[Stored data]
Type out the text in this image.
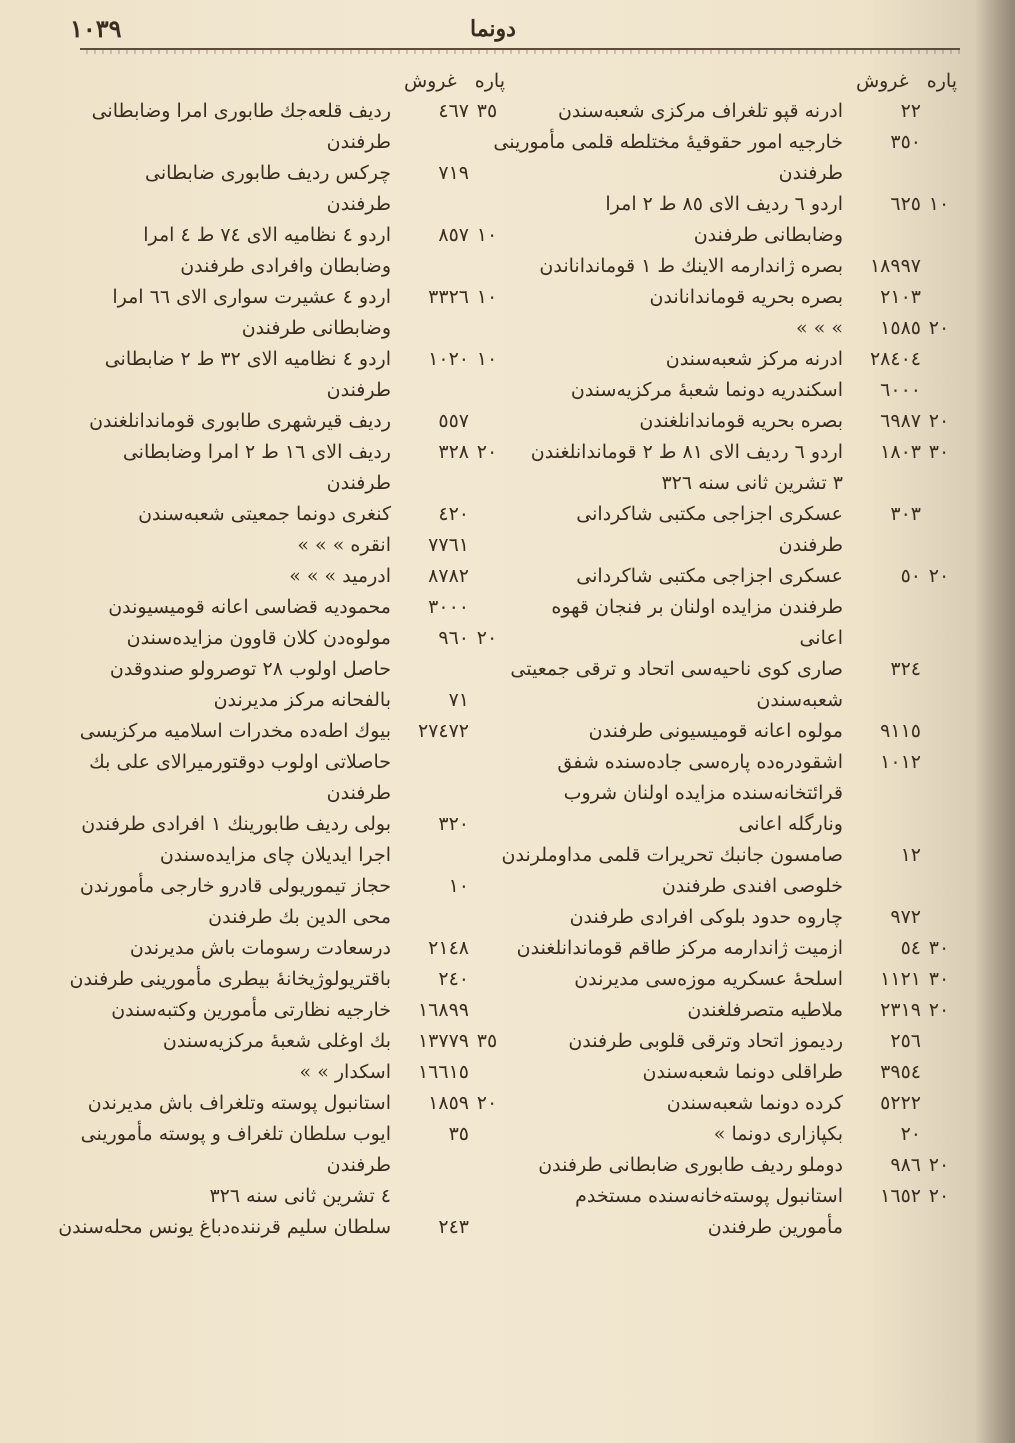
١٠٣٩	دونما
پاره غروش
٢٢
ادرنه قپو تلغراف مركزى شعبه‌سندن
٣٥٠
خارجيه امور حقوقيهٔ مختلطه قلمى مأمورينى
طرفندن
١٠
٦٢٥
اردو ٦ رديف الاى ٨٥ ط ٢ امرا
وضابطانى طرفندن
١٨٩٩٧
بصره ژاندارمه الاينك ط ١ قومانداناندن
٢١٠٣
بصره بحريه قومانداناندن
٢٠
١٥٨٥
» » »
٢٨٤٠٤
ادرنه مركز شعبه‌سندن
٦٠٠٠
اسكندريه دونما شعبهٔ مركزيه‌سندن
٢٠
٦٩٨٧
بصره بحريه قوماندانلغندن
٣٠
١٨٠٣
اردو ٦ ردیف الاى ٨١ ط ٢ قوماندانلغندن
٣ تشرين ثانى سنه ٣٢٦
٣٠٣
عسكرى اجزاجى مكتبى شاكردانى
طرفندن
٢٠
٥٠
عسكرى اجزاجى مكتبى شاكردانى
طرفندن مزايده اولنان بر فنجان قهوه
اعانى
٣٢٤
صارى كوى ناحيه‌سى اتحاد و ترقى جمعيتى
شعبه‌سندن
٩١١٥
مولوه اعانه قوميسيونى طرفندن
١٠١٢
اشقودره‌ده پاره‌سى جاده‌سنده شفق
قرائتخانه‌سنده مزايده اولنان شروب
ونارگله اعانى
١٢
صامسون جانبك تحريرات قلمى مداوملرندن
خلوصى افندى طرفندن
٩٧٢
چاروه حدود بلوكى افرادى طرفندن
٣٠
٥٤
ازميت ژاندارمه مركز طاقم قوماندانلغندن
٣٠
١١٢١
اسلحهٔ عسكريه موزه‌سى مديرندن
٢٠
٢٣١٩
ملاطيه متصرفلغندن
٢٥٦
رديموز اتحاد وترقى قلوبى طرفندن
٣٩٥٤
طراقلى دونما شعبه‌سندن
٥٢٢٢
كرده دونما شعبه‌سندن
٢٠
بكپازارى دونما »
٢٠
٩٨٦
دوملو رديف طابورى ضابطانى طرفندن
٢٠
١٦٥٢
استانبول پوسته‌خانه‌سنده مستخدم
مأمورين طرفندن
پاره غروش
٣٥
٤٦٧
رديف قلعه‌جك طابورى امرا وضابطانى
طرفندن
٧١٩
چركس رديف طابورى ضابطانى
طرفندن
١٠
٨٥٧
اردو ٤ نظاميه الاى ٧٤ ط ٤ امرا
وضابطان وافرادى طرفندن
١٠
٣٣٢٦
اردو ٤ عشيرت سوارى الاى ٦٦ امرا
وضابطانى طرفندن
١٠
١٠٢٠
اردو ٤ نظاميه الاى ٣٢ ط ٢ ضابطانى
طرفندن
٥٥٧
رديف قيرشهرى طابورى قوماندانلغندن
٢٠
٣٢٨
رديف الاى ١٦ ط ٢ امرا وضابطانى
طرفندن
٤٢٠
كنغرى دونما جمعيتى شعبه‌سندن
٧٧٦١
انقره » » »
٨٧٨٢
ادرميد » » »
٣٠٠٠
محموديه قضاسى اعانه قوميسيوندن
٢٠
٩٦٠
مولوه‌دن كلان قاوون مزايده‌سندن
حاصل اولوب ٢٨ توصرولو صندوقدن
٧١
بالفحانه مركز مديرندن
٢٧٤٧٢
بيوك اطه‌ده مخدرات اسلاميه مركزيسى
حاصلاتى اولوب دوقتورميرالاى على بك
طرفندن
٣٢٠
بولى رديف طابورينك ١ افرادى طرفندن
اجرا ايديلان چاى مزايده‌سندن
١٠
حجاز تيموريولى قادرو خارجى مأمورندن
محى الدين بك طرفندن
٢١٤٨
درسعادت رسومات باش مديرندن
٢٤٠
باقتريولوژيخانهٔ بيطرى مأمورينى طرفندن
١٦٨٩٩
خارجيه نظارتى مأمورين وكتبه‌سندن
٣٥
١٣٧٧٩
بك اوغلى شعبهٔ مركزيه‌سندن
١٦٦١٥
اسكدار » »
٢٠
١٨٥٩
استانبول پوسته وتلغراف باش مديرندن
٣٥
ايوب سلطان تلغراف و پوسته مأمورينى
طرفندن
٤ تشرين ثانى سنه ٣٢٦
٢٤٣
سلطان سليم قرننده‌دباغ يونس محله‌سندن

Stated exercise:
Select all lines in the listing above where the word "خارجيه" appears, and show them.

Full answer:
خارجيه امور حقوقيهٔ مختلطه قلمى مأمورينى
خارجيه نظارتى مأمورين وكتبه‌سندن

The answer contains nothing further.